**DATA SUPPLIED**
------------------------------------------------------------------------

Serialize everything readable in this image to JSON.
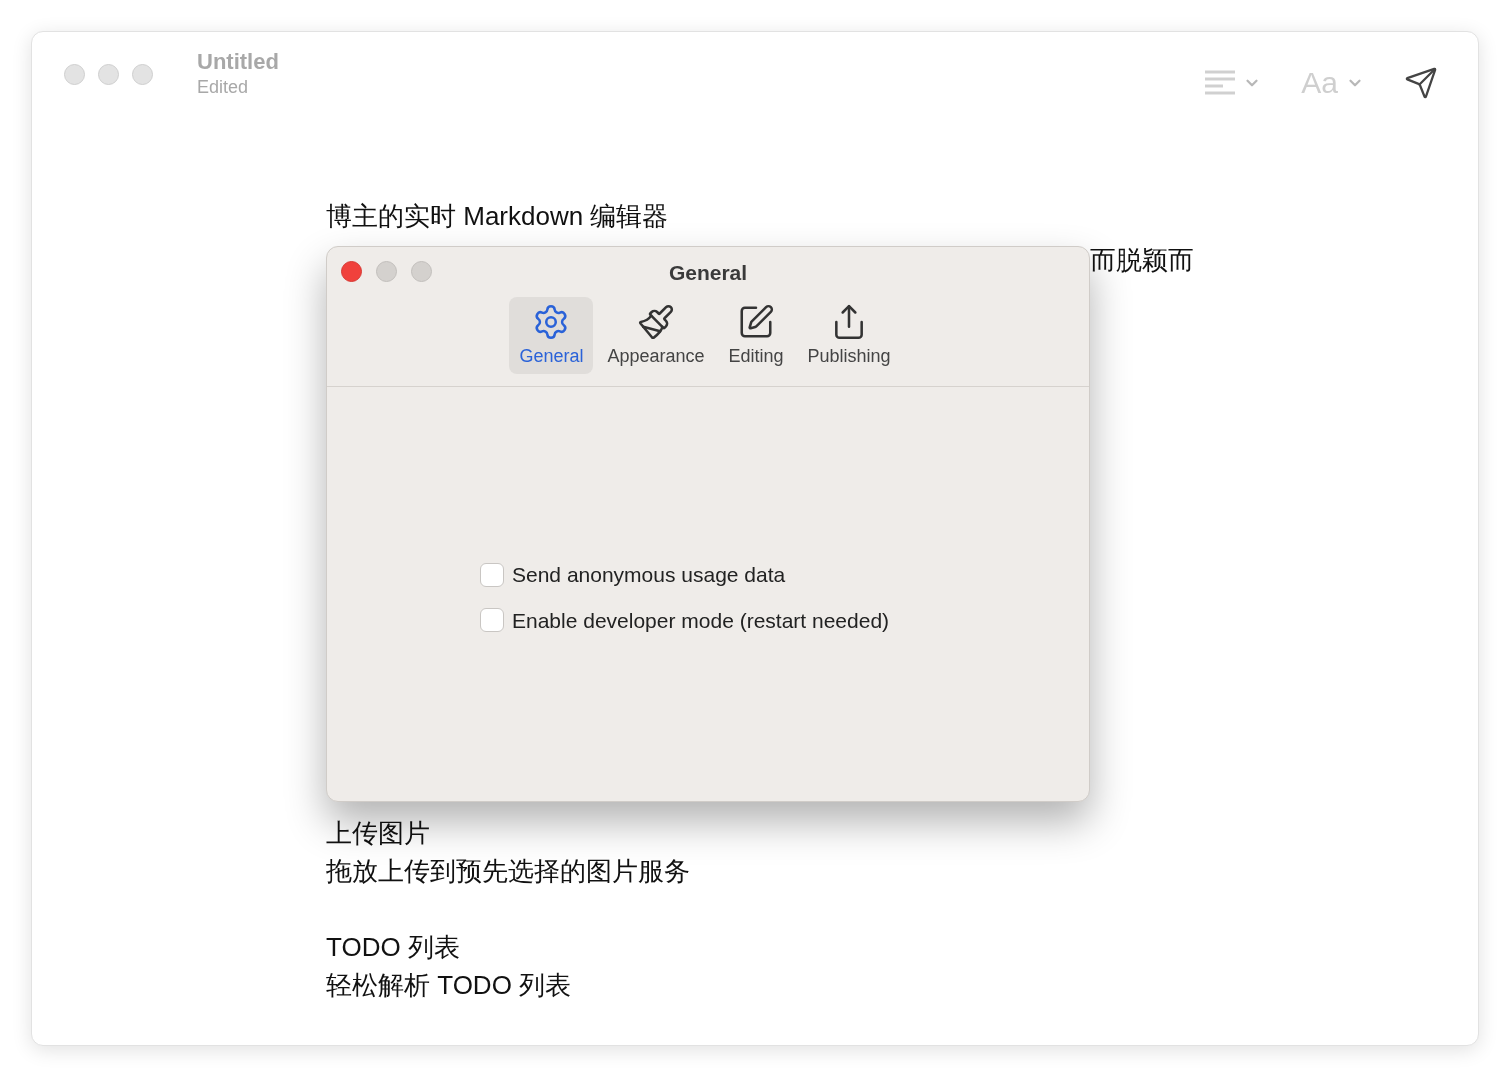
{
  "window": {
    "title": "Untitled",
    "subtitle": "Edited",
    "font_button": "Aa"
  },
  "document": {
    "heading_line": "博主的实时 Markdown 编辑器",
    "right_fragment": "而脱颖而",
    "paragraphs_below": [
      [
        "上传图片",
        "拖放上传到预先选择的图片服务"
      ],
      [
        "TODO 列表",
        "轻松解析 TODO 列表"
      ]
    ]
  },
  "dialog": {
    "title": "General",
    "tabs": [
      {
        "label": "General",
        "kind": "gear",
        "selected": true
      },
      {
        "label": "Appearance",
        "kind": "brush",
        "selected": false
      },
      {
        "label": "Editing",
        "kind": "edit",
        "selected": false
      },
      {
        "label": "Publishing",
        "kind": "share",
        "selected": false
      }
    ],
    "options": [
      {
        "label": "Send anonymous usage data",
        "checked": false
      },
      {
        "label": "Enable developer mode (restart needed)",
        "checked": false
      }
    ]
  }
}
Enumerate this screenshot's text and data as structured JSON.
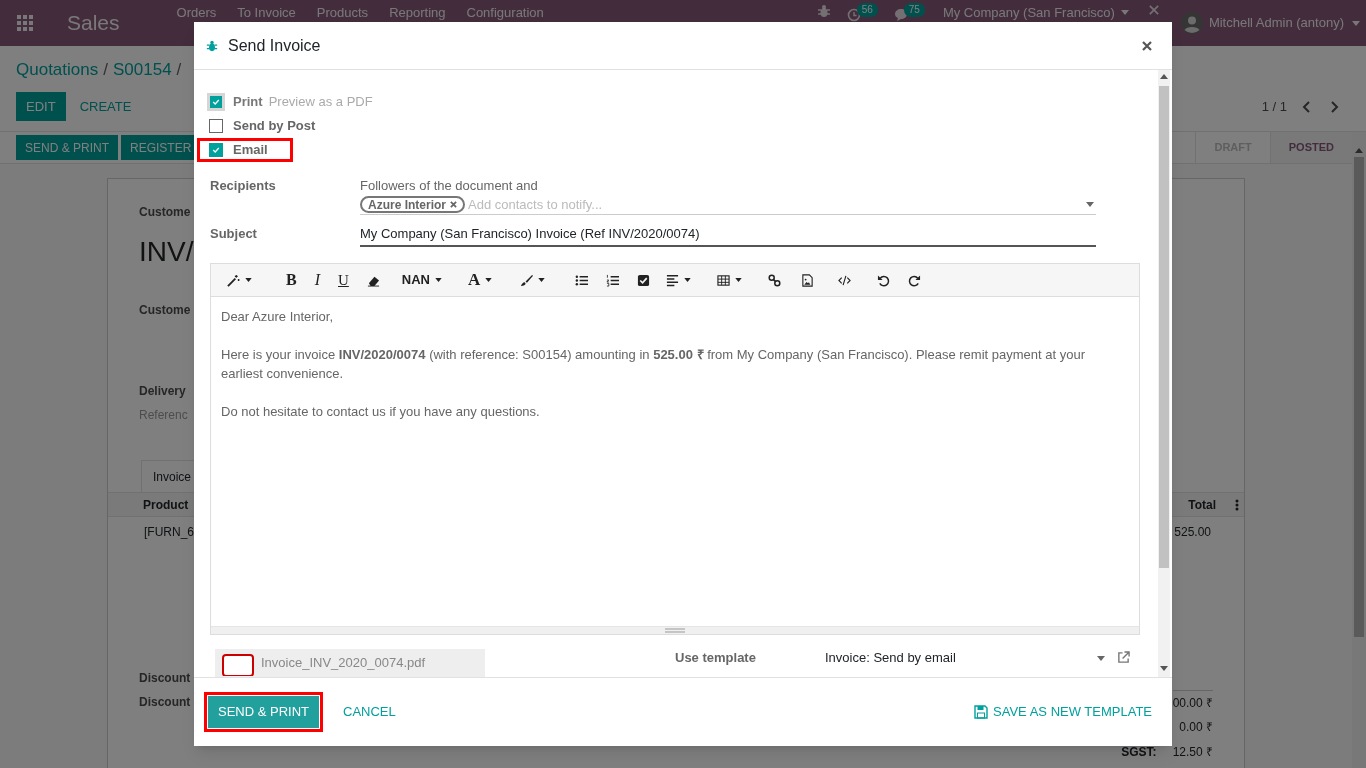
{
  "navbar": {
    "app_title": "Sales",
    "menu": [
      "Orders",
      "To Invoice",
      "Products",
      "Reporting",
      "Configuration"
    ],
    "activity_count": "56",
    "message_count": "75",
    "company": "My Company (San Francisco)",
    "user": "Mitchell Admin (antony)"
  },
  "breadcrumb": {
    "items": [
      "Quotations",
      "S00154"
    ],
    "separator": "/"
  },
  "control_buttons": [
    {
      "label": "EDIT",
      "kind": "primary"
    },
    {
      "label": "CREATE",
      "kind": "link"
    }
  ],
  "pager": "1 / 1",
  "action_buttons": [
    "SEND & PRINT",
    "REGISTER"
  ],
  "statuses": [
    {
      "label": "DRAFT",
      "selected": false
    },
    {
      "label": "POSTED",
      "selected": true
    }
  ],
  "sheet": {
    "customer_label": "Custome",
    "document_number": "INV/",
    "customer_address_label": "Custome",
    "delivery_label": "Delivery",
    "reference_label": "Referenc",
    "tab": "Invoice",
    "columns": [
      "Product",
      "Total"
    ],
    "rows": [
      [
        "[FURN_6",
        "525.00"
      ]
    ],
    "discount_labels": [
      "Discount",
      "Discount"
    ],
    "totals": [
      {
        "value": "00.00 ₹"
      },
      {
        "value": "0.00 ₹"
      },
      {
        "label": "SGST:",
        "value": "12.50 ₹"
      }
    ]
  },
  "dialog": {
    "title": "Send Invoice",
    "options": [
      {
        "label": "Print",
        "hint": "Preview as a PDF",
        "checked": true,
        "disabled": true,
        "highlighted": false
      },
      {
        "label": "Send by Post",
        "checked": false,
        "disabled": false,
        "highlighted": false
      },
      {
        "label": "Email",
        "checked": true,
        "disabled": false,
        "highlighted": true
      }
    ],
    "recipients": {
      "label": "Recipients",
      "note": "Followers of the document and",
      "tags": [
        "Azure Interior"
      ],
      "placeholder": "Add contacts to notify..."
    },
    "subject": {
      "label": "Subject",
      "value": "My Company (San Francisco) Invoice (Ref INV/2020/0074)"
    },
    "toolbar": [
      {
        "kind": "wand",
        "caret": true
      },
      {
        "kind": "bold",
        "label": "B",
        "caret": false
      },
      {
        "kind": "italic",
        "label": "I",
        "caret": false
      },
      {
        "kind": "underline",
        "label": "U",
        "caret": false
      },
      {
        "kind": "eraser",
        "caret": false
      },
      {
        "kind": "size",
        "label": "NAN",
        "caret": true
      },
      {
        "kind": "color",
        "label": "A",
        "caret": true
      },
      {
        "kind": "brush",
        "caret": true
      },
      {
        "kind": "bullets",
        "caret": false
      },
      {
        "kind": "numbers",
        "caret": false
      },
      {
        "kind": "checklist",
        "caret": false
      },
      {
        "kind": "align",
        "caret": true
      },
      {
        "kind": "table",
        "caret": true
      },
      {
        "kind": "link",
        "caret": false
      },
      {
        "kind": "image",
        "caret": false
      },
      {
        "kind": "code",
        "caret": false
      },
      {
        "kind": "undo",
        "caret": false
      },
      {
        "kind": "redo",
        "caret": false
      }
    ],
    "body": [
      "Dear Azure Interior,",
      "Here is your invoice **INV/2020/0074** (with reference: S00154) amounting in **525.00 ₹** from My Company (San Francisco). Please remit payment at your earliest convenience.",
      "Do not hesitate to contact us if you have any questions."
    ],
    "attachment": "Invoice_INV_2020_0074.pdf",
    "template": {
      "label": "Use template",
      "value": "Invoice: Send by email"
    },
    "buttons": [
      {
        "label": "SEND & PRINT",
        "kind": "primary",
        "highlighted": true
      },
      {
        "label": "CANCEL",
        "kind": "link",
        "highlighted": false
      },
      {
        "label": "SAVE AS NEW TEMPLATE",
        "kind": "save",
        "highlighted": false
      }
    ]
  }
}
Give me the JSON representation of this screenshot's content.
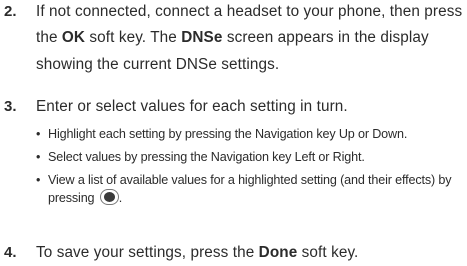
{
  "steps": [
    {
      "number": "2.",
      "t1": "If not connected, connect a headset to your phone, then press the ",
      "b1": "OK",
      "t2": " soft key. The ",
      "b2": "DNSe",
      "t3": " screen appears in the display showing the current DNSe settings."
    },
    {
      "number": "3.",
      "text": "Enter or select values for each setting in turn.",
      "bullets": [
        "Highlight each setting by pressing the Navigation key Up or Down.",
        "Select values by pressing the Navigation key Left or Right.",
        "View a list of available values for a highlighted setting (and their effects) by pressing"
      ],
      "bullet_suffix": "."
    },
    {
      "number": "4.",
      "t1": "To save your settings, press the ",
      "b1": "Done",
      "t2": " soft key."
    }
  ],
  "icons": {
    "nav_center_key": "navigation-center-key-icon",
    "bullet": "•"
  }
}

------------------------------------------------------------------------

**WHAT YOU ARE ASKED TO DO**
In the entries above, find lines with "image" and copy each.

**PROBLEM SOLUTION**
Serialize everything readable in this image to JSON.
        "kind": "image",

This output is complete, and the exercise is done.